WHAT THIS TASK INVOLVES :: Reproduce the listing verbatim, beginning with its first line and stopping after the line that contains "chart-panel: 2012-2017 |".

RECORDS PROVIDED ::

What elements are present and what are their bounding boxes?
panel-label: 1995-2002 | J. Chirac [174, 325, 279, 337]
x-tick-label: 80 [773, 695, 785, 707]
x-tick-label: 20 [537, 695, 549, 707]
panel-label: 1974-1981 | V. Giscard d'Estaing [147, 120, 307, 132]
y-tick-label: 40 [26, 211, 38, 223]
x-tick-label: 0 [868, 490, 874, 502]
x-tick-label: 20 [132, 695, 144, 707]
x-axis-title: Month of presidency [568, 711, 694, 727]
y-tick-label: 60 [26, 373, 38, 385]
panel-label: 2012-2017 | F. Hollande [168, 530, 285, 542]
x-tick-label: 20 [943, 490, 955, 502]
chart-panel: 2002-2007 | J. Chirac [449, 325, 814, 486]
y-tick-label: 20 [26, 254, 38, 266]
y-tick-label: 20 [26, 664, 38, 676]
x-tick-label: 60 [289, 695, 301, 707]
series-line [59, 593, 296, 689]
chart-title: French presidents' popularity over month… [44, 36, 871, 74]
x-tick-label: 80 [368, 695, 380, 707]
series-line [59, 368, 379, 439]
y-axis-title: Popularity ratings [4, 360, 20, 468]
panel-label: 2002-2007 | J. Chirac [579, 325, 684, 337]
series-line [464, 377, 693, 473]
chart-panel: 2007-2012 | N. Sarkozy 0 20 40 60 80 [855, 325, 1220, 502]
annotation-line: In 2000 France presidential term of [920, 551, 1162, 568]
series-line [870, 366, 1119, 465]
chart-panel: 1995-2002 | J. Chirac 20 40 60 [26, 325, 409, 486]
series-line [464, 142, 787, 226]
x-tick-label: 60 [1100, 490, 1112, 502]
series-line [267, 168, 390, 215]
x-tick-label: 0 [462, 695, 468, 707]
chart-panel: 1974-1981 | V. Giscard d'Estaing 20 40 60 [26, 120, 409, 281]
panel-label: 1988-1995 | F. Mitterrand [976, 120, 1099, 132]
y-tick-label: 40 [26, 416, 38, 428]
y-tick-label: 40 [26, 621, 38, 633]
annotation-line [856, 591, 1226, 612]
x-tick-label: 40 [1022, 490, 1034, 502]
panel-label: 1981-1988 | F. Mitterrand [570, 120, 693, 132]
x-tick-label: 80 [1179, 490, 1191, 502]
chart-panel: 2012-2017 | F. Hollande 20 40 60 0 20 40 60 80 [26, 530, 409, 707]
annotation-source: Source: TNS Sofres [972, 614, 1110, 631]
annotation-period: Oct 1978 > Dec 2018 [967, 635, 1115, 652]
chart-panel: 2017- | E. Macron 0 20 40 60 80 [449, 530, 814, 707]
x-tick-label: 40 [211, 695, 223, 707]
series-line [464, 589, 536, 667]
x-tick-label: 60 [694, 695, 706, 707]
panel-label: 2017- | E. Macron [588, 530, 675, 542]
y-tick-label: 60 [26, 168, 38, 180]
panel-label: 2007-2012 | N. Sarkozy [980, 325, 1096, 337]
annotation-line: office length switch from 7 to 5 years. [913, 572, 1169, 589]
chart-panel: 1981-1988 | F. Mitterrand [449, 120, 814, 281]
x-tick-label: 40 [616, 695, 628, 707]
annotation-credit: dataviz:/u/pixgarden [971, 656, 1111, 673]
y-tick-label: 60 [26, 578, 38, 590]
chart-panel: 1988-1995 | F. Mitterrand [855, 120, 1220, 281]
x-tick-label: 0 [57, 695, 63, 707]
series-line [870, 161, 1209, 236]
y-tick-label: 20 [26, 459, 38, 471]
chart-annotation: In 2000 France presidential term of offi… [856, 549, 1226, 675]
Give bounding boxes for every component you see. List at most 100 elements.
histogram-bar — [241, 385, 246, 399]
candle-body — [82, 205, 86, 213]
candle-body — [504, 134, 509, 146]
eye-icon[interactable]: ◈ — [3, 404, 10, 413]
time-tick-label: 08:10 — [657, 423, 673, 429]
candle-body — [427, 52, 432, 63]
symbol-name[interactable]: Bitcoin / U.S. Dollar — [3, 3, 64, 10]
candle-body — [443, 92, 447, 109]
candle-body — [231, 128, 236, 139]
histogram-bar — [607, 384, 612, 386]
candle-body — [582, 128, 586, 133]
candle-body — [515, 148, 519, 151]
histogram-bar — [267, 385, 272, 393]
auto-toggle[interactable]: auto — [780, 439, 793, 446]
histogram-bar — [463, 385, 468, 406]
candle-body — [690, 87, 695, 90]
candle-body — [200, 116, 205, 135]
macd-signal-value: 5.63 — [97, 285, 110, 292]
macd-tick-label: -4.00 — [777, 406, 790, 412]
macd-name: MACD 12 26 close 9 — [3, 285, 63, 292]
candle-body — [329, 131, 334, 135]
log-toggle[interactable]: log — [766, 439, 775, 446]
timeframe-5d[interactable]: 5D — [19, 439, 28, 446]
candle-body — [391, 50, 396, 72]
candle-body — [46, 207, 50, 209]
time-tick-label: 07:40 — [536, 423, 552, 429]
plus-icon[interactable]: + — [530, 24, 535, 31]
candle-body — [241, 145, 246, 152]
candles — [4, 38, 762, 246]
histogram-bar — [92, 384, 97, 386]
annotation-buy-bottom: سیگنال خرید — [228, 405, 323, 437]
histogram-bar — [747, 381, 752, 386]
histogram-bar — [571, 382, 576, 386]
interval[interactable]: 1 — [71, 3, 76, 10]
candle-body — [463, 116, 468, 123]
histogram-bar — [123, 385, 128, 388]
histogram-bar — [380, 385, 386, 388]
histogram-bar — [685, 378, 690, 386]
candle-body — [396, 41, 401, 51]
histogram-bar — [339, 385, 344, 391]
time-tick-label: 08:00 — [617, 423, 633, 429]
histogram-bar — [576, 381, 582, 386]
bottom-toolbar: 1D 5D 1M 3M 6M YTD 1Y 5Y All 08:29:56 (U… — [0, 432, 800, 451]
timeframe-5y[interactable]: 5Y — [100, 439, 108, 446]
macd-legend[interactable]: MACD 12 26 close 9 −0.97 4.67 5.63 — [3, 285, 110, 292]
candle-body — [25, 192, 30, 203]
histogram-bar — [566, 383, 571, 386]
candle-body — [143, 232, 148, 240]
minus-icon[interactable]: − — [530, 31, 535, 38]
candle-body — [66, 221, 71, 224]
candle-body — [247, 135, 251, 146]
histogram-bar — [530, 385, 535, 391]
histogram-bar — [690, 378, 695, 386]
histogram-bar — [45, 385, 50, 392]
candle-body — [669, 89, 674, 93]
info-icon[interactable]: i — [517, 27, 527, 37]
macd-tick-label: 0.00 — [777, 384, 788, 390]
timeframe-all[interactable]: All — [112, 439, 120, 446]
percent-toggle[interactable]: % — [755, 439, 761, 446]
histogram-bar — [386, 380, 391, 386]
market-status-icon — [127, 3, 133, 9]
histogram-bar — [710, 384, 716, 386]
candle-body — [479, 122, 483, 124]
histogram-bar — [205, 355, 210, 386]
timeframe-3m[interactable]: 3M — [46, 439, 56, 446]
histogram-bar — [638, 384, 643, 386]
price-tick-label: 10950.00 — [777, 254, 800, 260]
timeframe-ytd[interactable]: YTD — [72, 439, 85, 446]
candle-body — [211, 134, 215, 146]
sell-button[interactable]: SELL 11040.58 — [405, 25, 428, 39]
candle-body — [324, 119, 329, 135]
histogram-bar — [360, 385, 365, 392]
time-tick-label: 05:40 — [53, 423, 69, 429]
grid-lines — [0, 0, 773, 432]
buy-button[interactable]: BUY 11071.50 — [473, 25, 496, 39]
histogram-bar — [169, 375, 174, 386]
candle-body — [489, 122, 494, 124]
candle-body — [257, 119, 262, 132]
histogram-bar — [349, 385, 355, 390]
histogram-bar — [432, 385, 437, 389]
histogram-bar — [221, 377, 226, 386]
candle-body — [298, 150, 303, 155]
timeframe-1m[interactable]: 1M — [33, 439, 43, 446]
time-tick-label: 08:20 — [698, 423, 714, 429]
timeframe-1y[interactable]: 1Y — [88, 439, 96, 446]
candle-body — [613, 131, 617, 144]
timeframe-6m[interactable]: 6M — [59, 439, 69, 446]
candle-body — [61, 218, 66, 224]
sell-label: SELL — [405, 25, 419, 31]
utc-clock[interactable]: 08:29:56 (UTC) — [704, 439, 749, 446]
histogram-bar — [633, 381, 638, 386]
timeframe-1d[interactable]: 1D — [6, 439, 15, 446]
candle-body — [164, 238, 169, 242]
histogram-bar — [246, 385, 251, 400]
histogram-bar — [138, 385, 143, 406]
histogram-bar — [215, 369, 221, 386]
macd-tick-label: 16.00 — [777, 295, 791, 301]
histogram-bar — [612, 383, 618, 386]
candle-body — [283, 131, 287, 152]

FULL SOLUTION ::
What elements are present and what are their bounding boxes?
panel-label: 1995-2002 | J. Chirac [174, 325, 279, 337]
x-tick-label: 80 [773, 695, 785, 707]
x-tick-label: 20 [537, 695, 549, 707]
panel-label: 1974-1981 | V. Giscard d'Estaing [147, 120, 307, 132]
y-tick-label: 40 [26, 211, 38, 223]
x-tick-label: 0 [868, 490, 874, 502]
x-tick-label: 20 [132, 695, 144, 707]
x-axis-title: Month of presidency [568, 711, 694, 727]
y-tick-label: 60 [26, 373, 38, 385]
panel-label: 2012-2017 | F. Hollande [168, 530, 285, 542]
x-tick-label: 20 [943, 490, 955, 502]
chart-panel: 2002-2007 | J. Chirac [449, 325, 814, 486]
y-tick-label: 20 [26, 254, 38, 266]
y-tick-label: 20 [26, 664, 38, 676]
x-tick-label: 60 [289, 695, 301, 707]
series-line [59, 593, 296, 689]
chart-title: French presidents' popularity over month… [44, 36, 871, 74]
x-tick-label: 80 [368, 695, 380, 707]
series-line [59, 368, 379, 439]
y-axis-title: Popularity ratings [4, 360, 20, 468]
panel-label: 2002-2007 | J. Chirac [579, 325, 684, 337]
series-line [464, 377, 693, 473]
chart-panel: 2007-2012 | N. Sarkozy 0 20 40 60 80 [855, 325, 1220, 502]
annotation-line: In 2000 France presidential term of [920, 551, 1162, 568]
series-line [870, 366, 1119, 465]
chart-panel: 1995-2002 | J. Chirac 20 40 60 [26, 325, 409, 486]
series-line [464, 142, 787, 226]
x-tick-label: 60 [1100, 490, 1112, 502]
series-line [267, 168, 390, 215]
x-tick-label: 0 [462, 695, 468, 707]
chart-panel: 1974-1981 | V. Giscard d'Estaing 20 40 60 [26, 120, 409, 281]
panel-label: 1988-1995 | F. Mitterrand [976, 120, 1099, 132]
y-tick-label: 40 [26, 416, 38, 428]
y-tick-label: 40 [26, 621, 38, 633]
annotation-line [856, 591, 1226, 612]
x-tick-label: 40 [1022, 490, 1034, 502]
panel-label: 1981-1988 | F. Mitterrand [570, 120, 693, 132]
x-tick-label: 80 [1179, 490, 1191, 502]
chart-panel: 2012-2017 | F. Hollande 20 40 60 0 20 40 60 80 [26, 530, 409, 707]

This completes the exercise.